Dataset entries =
* Start *
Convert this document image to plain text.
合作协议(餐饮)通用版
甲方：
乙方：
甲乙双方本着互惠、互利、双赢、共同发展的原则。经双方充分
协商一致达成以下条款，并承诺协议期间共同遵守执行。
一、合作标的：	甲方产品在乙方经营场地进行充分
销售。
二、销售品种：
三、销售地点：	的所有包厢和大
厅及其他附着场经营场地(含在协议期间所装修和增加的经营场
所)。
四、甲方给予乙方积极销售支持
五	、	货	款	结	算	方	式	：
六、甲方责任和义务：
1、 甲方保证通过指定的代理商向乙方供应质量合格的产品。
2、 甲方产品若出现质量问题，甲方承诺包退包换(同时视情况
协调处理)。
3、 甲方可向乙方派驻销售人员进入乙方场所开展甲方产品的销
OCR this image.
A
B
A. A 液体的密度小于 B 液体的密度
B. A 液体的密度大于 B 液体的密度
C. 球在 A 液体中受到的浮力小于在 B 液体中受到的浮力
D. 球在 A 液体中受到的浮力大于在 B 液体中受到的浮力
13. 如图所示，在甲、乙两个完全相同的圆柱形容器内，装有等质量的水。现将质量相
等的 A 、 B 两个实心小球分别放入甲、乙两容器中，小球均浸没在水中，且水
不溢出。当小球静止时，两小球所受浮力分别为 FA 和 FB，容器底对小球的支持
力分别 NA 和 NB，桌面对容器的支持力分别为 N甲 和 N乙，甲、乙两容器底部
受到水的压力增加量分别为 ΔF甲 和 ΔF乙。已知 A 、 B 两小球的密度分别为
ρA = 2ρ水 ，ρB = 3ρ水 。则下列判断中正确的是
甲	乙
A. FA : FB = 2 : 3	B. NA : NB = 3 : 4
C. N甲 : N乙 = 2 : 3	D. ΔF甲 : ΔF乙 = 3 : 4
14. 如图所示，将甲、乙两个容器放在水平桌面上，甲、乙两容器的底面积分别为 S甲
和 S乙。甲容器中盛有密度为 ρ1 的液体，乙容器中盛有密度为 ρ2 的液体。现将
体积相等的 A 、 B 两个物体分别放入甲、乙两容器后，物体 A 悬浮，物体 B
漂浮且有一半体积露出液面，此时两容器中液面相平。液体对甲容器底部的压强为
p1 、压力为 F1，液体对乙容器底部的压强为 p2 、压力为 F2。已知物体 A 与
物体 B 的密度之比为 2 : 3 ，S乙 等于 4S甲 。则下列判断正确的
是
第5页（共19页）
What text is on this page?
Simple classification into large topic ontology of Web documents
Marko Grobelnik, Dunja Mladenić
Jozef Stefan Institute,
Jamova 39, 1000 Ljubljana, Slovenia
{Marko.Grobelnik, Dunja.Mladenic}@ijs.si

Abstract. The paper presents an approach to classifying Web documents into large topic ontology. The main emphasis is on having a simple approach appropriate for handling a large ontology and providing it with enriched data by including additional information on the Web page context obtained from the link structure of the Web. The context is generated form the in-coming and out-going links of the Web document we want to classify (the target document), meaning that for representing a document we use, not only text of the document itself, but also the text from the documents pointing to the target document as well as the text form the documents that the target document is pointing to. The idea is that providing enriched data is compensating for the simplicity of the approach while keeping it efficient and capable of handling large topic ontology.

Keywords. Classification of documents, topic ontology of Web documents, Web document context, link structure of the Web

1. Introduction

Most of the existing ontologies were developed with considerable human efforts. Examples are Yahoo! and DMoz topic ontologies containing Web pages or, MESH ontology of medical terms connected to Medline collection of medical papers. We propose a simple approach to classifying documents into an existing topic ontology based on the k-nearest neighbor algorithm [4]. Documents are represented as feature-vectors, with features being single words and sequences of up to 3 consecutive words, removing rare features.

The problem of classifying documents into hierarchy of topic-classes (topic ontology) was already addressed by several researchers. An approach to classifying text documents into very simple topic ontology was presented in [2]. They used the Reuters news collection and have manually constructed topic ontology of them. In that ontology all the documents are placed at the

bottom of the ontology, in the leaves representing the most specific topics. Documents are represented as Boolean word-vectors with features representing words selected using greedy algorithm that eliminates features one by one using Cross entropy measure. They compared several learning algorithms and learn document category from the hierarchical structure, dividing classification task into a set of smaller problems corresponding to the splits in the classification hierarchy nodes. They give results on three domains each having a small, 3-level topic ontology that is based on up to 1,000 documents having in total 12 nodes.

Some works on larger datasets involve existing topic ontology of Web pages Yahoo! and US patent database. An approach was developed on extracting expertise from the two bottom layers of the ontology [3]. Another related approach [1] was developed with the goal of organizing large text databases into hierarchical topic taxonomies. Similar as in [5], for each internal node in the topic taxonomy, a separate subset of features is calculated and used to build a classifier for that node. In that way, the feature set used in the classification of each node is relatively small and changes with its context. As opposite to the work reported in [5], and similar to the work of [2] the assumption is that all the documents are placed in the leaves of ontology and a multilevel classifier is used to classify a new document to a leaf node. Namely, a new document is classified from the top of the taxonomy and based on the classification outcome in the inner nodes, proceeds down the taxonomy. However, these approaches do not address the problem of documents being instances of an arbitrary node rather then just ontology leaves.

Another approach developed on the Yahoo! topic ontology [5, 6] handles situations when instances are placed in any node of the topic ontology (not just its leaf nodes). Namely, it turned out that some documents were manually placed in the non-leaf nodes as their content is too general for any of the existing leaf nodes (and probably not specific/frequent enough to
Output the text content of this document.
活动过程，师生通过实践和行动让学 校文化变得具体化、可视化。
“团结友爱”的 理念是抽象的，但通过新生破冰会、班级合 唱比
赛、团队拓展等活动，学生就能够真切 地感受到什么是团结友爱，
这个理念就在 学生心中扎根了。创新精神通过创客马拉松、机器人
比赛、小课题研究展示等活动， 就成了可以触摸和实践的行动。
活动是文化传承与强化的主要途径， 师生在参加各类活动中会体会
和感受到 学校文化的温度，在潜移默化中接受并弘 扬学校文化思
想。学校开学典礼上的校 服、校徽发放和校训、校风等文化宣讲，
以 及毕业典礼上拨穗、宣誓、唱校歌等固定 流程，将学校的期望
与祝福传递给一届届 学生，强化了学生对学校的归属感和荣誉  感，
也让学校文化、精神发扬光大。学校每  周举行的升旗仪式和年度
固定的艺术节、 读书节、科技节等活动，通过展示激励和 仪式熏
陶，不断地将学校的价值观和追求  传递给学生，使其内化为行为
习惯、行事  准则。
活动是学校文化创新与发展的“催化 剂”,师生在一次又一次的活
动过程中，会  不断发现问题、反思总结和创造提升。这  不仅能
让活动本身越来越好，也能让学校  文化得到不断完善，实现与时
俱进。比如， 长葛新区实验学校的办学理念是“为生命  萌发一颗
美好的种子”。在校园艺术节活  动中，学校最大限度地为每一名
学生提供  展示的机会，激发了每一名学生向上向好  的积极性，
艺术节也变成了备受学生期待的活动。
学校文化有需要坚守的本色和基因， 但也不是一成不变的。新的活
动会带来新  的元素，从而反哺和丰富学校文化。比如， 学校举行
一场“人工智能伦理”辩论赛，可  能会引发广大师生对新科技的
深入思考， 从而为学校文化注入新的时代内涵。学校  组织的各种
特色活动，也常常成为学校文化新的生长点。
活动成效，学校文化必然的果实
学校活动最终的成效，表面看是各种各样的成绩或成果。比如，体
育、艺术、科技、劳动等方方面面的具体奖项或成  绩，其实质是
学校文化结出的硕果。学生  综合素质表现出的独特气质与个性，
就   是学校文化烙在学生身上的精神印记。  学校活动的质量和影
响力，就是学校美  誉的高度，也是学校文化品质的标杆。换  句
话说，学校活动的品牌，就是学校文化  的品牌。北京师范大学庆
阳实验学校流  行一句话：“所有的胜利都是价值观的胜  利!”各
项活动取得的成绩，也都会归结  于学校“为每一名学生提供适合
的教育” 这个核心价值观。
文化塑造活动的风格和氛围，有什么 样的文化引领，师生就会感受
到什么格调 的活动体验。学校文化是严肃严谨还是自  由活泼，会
* End *
The problem = Show all lines in the entries above where the string "collection" appears.

Result for this task =
Most of the existing ontologies were developed with considerable human efforts. Examples are Yahoo! and DMoz topic ontologies containing Web pages or, MESH ontology of medical terms connected to Medline collection of medical papers. We propose a simple approach to classifying documents into an existing topic ontology based on the k-nearest neighbor algorithm [4]. Documents are represented as feature-vectors, with features being single words and sequences of up to 3 consecutive words, removing rare features.
The problem of classifying documents into hierarchy of topic-classes (topic ontology) was already addressed by several researchers. An approach to classifying text documents into very simple topic ontology was presented in [2]. They used the Reuters news collection and have manually constructed topic ontology of them. In that ontology all the documents are placed at the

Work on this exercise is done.